- TASKS -
1. Echo the passage on Mr. Yankwitt's advice word for word, beginning at the words "So, to just" and stopping after "Yes. (Tr. 101:10-102:02)".
2. Render the lines of the rows as a Markdown table with columns No. and Line, starting at the line that has "left-tick-label: -8: [25, 815, 44, 837]" and stopping after the line that has "legend-label: 核心PCE环比：供给（右轴）: [441, 299, 687, 321]". Skip any blank lines.

- PROVIDED TEXT -

◆ ◆ ◆ ◆ ◆ ◆ ◆

Mr. Pinnisi: Objection. This is going beyond the question.
A. That's best I can recollect about it. (Tr. 32:08-25)
Ian Yankwitt assisted Mr. Gombiner at Bennett's second trial. While Bennett's attorney attacked Mr. Gombiner's lack of financial knowledge and experience, no such attack was made on Mr. Yankwitt. Perhaps this is because Mr. Yankwitt currently runs an investment management firm.
Mr. Yankwitt recalls advising Mr. Bennett not to testify because he had admitted to perjury and to obstruction of justice; indeed Mr. Yankwitt believed Bennett's testifying at a second trial was "a really bad idea." (Tr. 100:14) Even though Mr. Yankwitt knew that the prior testimony concerning perjury and obstruction of justice would be admitted into evidence, it was one thing to have something read into the record, but quite another to have "somebody beat up the witness with it, especially if that witness is the defendant. And I thought that having been essentially locked into that because it is what he testified to at the prior trial, that an effective cross would be devastating to any chance of acquittal." (Tr. 101:01-06)
Notwithstanding his advice not to testify, Mr. Yankwitt was just as clear that it was Bennett's decision to make:
To the best of my recollection, I always made clear to clients that it was their decision and it was their decision for two reasons: Well, it was their decision because the constitution gave them that right. The constitution gave them that right for two reasons: that it wasn't just happenstance, one, in many ways it was most important thing that would happen at a trial; and two that no matter how emphatically I held that opinion-no matter how emphatically I held that opinion I could be wrong, that I didn't have a crystal ball and that perhaps there was an explanation that would not be devastating to the jury but that notwithstanding that, my advice was what my advice was.
So, to just try and give a complete answer to your question, do I have a specific recollection of saying any of those things to Pat? No I don't. Is it the best of my recollection and it was my practice that I always said those things when I talked to a defendant about waiving significant rights? Yes. (Tr. 101:10-102:02)
Mr. Yankwitt distinguished that right (to testify or not to testify) from the more tactical issues, such as what to ask about on cross examination.
["T]his decision [i.e. to testify or not to testify] was the exact opposite of that, that in this decision, the client had the right to say, yes, Mr. Yankwitt, I have heard you out, thank you very much, but it is my decision and I am making it in X way." (Tr. 102:14-17)

◆ ◆ ◆ ◆ ◆ ◆ ◆

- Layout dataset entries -
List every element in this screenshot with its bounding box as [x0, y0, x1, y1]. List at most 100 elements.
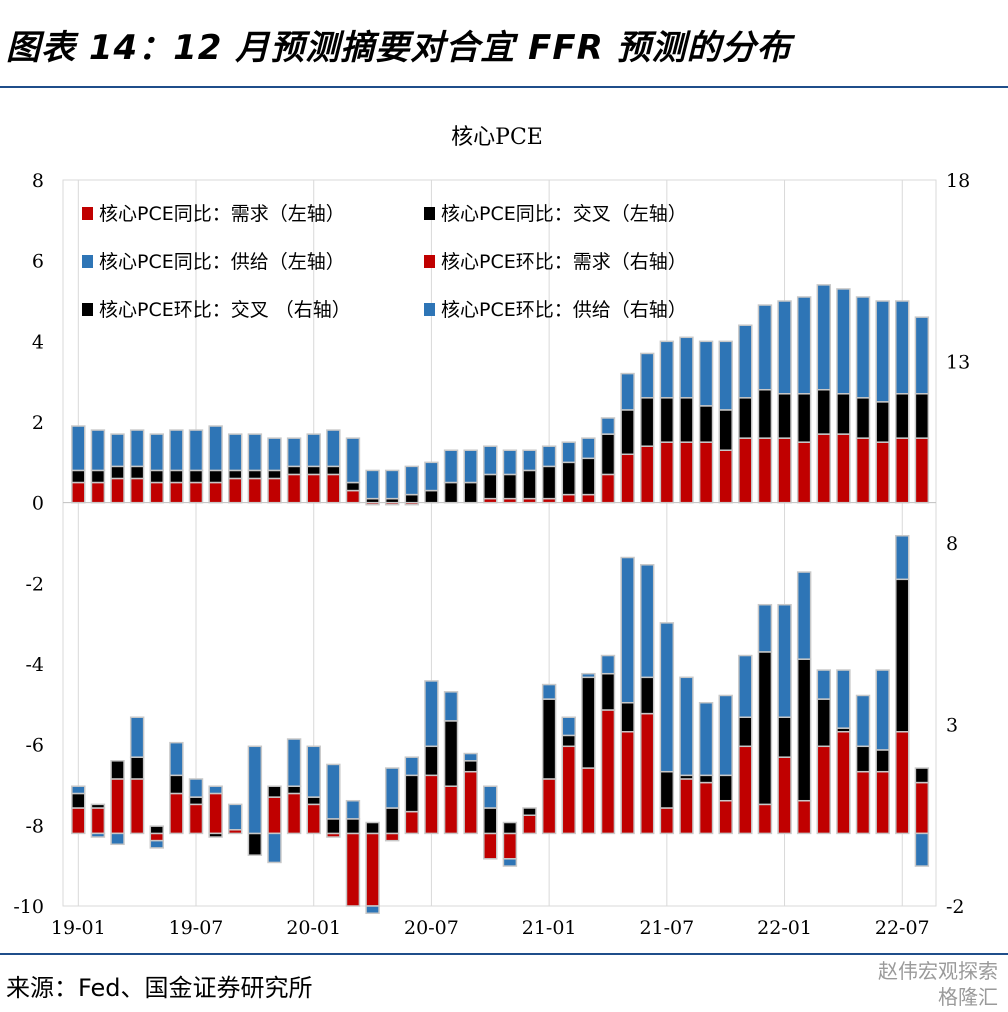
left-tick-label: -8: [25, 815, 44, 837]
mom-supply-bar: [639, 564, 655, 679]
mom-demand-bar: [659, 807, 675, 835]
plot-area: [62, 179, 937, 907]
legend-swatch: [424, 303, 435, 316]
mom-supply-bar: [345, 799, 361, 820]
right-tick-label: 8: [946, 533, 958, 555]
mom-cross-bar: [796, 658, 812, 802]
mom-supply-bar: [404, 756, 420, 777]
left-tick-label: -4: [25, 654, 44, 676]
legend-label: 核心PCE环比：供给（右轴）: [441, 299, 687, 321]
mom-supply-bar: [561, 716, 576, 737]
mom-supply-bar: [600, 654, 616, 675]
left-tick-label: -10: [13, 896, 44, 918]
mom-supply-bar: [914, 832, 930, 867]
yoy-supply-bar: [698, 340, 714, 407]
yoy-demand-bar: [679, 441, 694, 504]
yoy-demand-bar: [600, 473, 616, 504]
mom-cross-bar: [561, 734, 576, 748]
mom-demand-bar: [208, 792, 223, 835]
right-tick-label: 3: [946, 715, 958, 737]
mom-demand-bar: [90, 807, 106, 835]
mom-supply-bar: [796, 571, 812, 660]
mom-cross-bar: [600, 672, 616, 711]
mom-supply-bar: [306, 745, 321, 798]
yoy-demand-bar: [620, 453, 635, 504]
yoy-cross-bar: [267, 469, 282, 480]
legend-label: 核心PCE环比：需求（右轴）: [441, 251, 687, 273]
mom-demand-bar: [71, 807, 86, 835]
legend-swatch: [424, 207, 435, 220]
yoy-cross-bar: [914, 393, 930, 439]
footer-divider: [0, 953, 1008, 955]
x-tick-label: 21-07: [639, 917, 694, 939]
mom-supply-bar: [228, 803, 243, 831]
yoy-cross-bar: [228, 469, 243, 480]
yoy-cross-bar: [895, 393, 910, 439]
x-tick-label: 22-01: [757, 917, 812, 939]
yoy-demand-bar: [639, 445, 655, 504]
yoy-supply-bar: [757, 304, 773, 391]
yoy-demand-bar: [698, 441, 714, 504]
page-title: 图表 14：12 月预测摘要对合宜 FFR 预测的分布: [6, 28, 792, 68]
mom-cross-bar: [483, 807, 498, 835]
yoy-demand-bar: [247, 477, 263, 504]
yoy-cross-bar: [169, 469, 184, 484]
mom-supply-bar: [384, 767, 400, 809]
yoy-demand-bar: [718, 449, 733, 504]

◆ ◆ ◆ ◆ ◆ ◆ ◆

- SOLUTIONS TO THE PROBLEMS -
1.
So, to just try and give a complete answer to your question, do I have a specific recollection of saying any of those things to Pat? No I don't. Is it the best of my recollection and it was my practice that I always said those things when I talked to a defendant about waiving significant rights? Yes. (Tr. 101:10-102:02)

2.
| No. | Line |
|---|---|
| 1 | left-tick-label: -8: [25, 815, 44, 837] |
| 2 | mom-supply-bar: [639, 564, 655, 679] |
| 3 | mom-demand-bar: [659, 807, 675, 835] |
| 4 | plot-area: [62, 179, 937, 907] |
| 5 | legend-swatch: [424, 303, 435, 316] |
| 6 | mom-supply-bar: [345, 799, 361, 820] |
| 7 | right-tick-label: 8: [946, 533, 958, 555] |
| 8 | mom-cross-bar: [796, 658, 812, 802] |
| 9 | mom-supply-bar: [404, 756, 420, 777] |
| 10 | left-tick-label: -4: [25, 654, 44, 676] |
| 11 | legend-label: 核心PCE环比：供给（右轴）: [441, 299, 687, 321] |